Problem to solve: Without including any images, reproduce each entry exactly.

## start Record extracts

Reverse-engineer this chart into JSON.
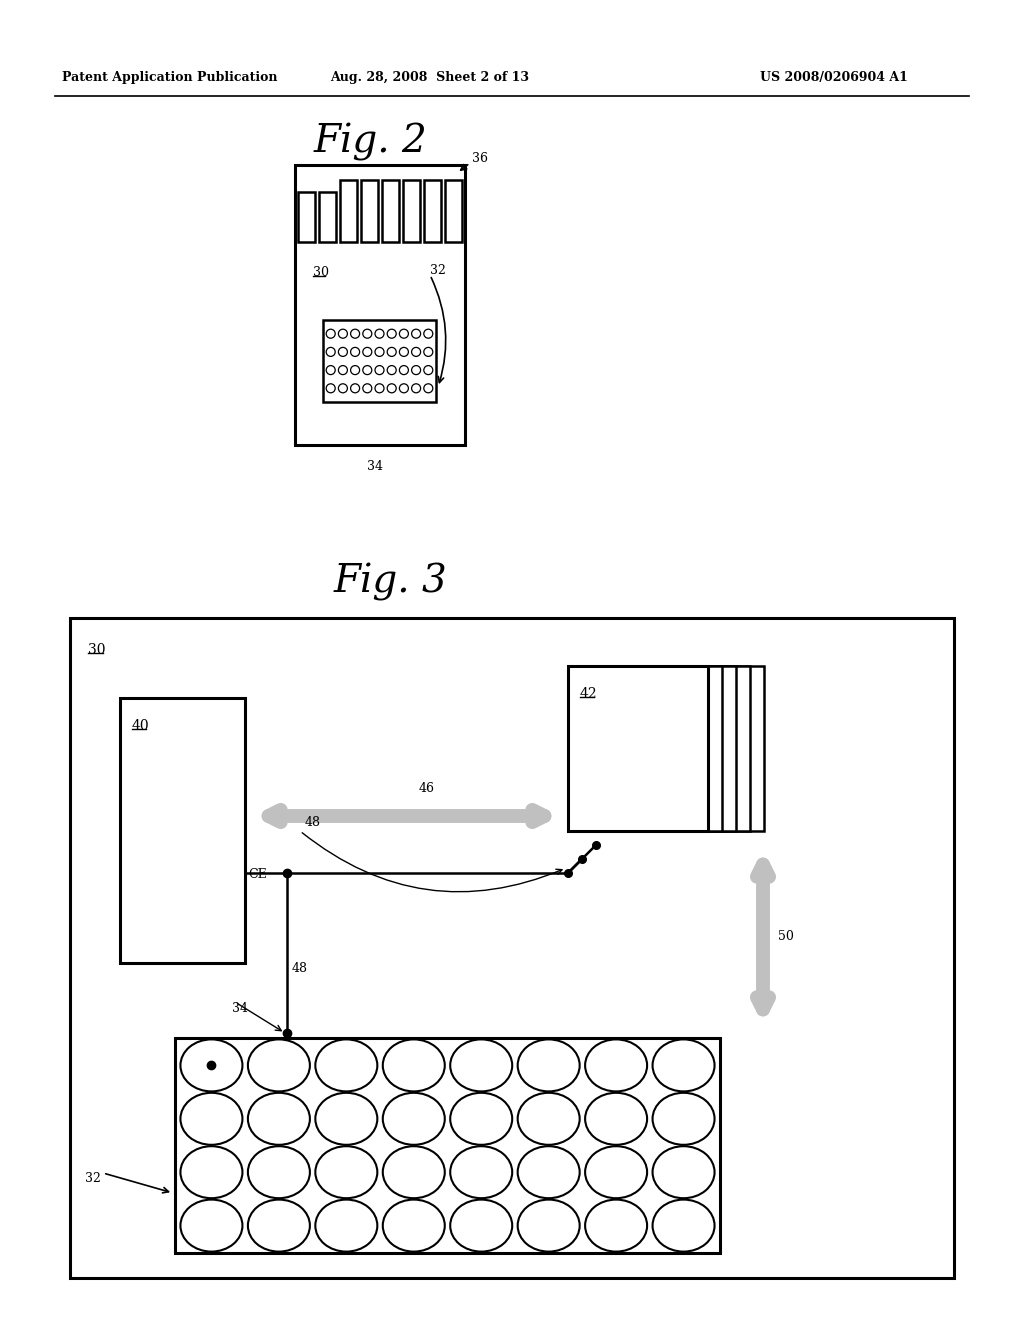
{
  "bg_color": "#ffffff",
  "header_left": "Patent Application Publication",
  "header_center": "Aug. 28, 2008  Sheet 2 of 13",
  "header_right": "US 2008/0206904 A1",
  "fig2_title": "Fig. 2",
  "fig3_title": "Fig. 3",
  "label_30_fig2": "30",
  "label_32_fig2": "32",
  "label_34_fig2": "34",
  "label_36_fig2": "36",
  "label_30_fig3": "30",
  "label_40": "40",
  "label_42": "42",
  "label_46": "46",
  "label_48a": "48",
  "label_48b": "48",
  "label_50": "50",
  "label_CE": "CE",
  "label_32_fig3": "32",
  "label_34_fig3": "34",
  "arrow_gray": "#c0c0c0",
  "line_color": "#000000"
}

## end Record extracts

Reply:
Reverse-engineer this chart into JSON.
{
  "bg_color": "#ffffff",
  "header_left": "Patent Application Publication",
  "header_center": "Aug. 28, 2008  Sheet 2 of 13",
  "header_right": "US 2008/0206904 A1",
  "fig2_title": "Fig. 2",
  "fig3_title": "Fig. 3",
  "label_30_fig2": "30",
  "label_32_fig2": "32",
  "label_34_fig2": "34",
  "label_36_fig2": "36",
  "label_30_fig3": "30",
  "label_40": "40",
  "label_42": "42",
  "label_46": "46",
  "label_48a": "48",
  "label_48b": "48",
  "label_50": "50",
  "label_CE": "CE",
  "label_32_fig3": "32",
  "label_34_fig3": "34",
  "arrow_gray": "#c0c0c0",
  "line_color": "#000000"
}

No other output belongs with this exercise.